TASKS TO PERFORM>
(1) In the blog text, which two horror films does the writer name as examples of well-made filmmaking?
(2) Shorten the paragraph of the blog text that begins "I got Star Trek", keeping its main facts.
(3) Reproduce the blog text from "The thing about" to "new and fresh.".

TEXT>

^^^^

I think the whole Saw phenomenon is indicative of a sad society which revels in gore, violence, pain and death. I can just about bring myself to appreciate some horror films as well-made pieces of artistic filmmaking - Jaws or The Shining spring to mind. Most, however, are exploitative and tap into the dark side of humanity too easily (they also tend to consist of bad acting, a poor script and a total lack of imagination).

Theme Parks are meant to be fun and family-oriented. These new rides that glorify horror are contrary to this notion.

Monday, April 5, 2010

The thing about Trek....

I got Star Trek (the 2009 JJ Abrams version) on DVD for my birthday and even though I missed it at the cinema, I knew it would be good. Abrams really nailed the sci-fi re-boot which was a fun, action-packed, old fashioned adventure that managed to respect the source material while still setting itself apart as something new and fresh.

It was one of those films that I wanted to see again straight away, and couldn't wait to get into the DVD extras. For me, that's a rare thing indeed.

^^^^

GIVEN DATA>

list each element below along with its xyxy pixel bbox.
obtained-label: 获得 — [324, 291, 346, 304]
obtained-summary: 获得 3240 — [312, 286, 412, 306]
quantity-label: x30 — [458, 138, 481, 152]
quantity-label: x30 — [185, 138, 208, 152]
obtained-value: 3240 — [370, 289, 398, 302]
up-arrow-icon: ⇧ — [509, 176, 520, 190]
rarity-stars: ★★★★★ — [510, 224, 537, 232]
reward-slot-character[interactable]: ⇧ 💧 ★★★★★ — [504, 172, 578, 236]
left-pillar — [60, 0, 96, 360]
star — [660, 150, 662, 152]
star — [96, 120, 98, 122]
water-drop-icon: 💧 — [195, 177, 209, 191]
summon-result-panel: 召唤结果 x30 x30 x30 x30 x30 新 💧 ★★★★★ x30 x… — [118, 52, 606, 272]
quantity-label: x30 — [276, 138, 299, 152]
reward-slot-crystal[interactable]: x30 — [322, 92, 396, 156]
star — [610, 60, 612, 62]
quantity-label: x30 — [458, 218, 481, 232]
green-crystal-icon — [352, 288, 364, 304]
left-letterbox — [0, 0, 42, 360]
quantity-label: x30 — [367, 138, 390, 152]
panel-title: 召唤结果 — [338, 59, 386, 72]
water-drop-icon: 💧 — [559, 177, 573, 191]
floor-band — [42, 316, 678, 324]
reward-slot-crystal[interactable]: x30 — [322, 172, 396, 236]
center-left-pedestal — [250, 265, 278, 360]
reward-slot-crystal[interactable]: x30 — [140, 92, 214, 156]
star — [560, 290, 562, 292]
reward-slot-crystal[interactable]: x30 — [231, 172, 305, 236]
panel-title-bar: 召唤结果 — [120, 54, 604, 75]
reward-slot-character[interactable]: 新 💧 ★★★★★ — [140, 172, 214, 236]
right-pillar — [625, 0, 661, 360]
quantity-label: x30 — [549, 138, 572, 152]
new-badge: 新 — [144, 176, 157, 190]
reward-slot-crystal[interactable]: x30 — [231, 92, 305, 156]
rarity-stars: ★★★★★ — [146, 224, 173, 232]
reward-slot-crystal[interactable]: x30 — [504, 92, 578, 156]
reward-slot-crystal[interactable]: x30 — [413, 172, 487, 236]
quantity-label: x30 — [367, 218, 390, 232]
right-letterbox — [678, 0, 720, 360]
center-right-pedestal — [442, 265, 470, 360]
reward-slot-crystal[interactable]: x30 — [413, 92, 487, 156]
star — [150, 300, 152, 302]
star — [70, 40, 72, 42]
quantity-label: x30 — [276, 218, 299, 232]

^^^^

TASK-BY-TASK RESULTS>
(1) Jaws and The Shining.

(2) The writer got the 2009 JJ Abrams Star Trek on DVD as a birthday present and, despite missing it at the cinema, knew it would be good. Abrams succeeded with the sci-fi reboot: a fun, action-packed, old-fashioned adventure that respected the source material while feeling new and fresh.

(3)
The thing about Trek....

I got Star Trek (the 2009 JJ Abrams version) on DVD for my birthday and even though I missed it at the cinema, I knew it would be good. Abrams really nailed the sci-fi re-boot which was a fun, action-packed, old fashioned adventure that managed to respect the source material while still setting itself apart as something new and fresh.